**Task directions**
From the records below, give the number of lines that contain the string "Kodila", without any other text.

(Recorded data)
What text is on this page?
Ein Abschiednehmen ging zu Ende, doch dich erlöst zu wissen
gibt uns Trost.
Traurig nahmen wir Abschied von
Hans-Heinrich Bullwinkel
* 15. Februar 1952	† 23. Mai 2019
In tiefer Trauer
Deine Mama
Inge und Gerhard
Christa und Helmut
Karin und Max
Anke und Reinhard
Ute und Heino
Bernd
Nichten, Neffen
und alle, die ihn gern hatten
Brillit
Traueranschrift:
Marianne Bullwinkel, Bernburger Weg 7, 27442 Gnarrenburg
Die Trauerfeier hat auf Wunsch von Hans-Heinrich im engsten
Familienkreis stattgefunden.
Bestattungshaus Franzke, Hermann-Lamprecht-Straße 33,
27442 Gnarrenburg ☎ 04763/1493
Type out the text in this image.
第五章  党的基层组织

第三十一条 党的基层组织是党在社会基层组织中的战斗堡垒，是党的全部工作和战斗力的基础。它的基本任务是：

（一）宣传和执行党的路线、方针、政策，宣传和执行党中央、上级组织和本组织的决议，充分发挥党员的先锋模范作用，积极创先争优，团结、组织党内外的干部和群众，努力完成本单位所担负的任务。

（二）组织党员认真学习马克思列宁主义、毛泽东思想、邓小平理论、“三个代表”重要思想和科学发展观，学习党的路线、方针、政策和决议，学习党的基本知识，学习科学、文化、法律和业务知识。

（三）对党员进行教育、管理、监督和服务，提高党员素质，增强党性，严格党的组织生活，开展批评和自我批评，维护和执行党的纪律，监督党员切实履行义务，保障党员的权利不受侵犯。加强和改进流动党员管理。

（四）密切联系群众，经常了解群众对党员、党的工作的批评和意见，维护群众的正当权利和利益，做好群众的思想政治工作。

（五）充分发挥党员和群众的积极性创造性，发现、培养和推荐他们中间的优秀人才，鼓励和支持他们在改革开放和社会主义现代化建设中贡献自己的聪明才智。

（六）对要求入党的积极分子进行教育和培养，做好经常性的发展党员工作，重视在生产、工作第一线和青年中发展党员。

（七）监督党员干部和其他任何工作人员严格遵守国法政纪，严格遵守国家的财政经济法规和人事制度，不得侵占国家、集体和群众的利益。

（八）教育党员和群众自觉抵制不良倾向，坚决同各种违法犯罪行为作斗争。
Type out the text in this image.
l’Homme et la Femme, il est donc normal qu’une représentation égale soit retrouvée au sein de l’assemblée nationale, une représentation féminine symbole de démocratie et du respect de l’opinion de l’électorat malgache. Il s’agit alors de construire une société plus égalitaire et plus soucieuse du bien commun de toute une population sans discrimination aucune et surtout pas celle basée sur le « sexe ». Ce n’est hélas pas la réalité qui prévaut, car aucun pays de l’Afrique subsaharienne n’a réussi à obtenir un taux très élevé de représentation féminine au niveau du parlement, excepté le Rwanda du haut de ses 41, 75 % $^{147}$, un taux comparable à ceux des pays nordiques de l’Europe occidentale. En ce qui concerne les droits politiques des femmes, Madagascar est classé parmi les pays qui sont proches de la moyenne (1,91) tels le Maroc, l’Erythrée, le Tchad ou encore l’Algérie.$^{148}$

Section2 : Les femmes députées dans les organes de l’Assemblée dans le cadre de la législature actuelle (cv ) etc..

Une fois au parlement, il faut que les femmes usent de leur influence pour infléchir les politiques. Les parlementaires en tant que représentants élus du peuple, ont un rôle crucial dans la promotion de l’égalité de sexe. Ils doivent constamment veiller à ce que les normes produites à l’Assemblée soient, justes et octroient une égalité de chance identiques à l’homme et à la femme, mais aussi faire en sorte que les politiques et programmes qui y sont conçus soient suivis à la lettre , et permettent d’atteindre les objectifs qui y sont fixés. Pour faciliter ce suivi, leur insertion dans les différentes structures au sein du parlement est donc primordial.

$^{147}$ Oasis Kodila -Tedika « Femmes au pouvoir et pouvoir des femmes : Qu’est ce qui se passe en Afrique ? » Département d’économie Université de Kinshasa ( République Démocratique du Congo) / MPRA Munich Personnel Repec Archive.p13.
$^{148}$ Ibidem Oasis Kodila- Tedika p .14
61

**The response**
2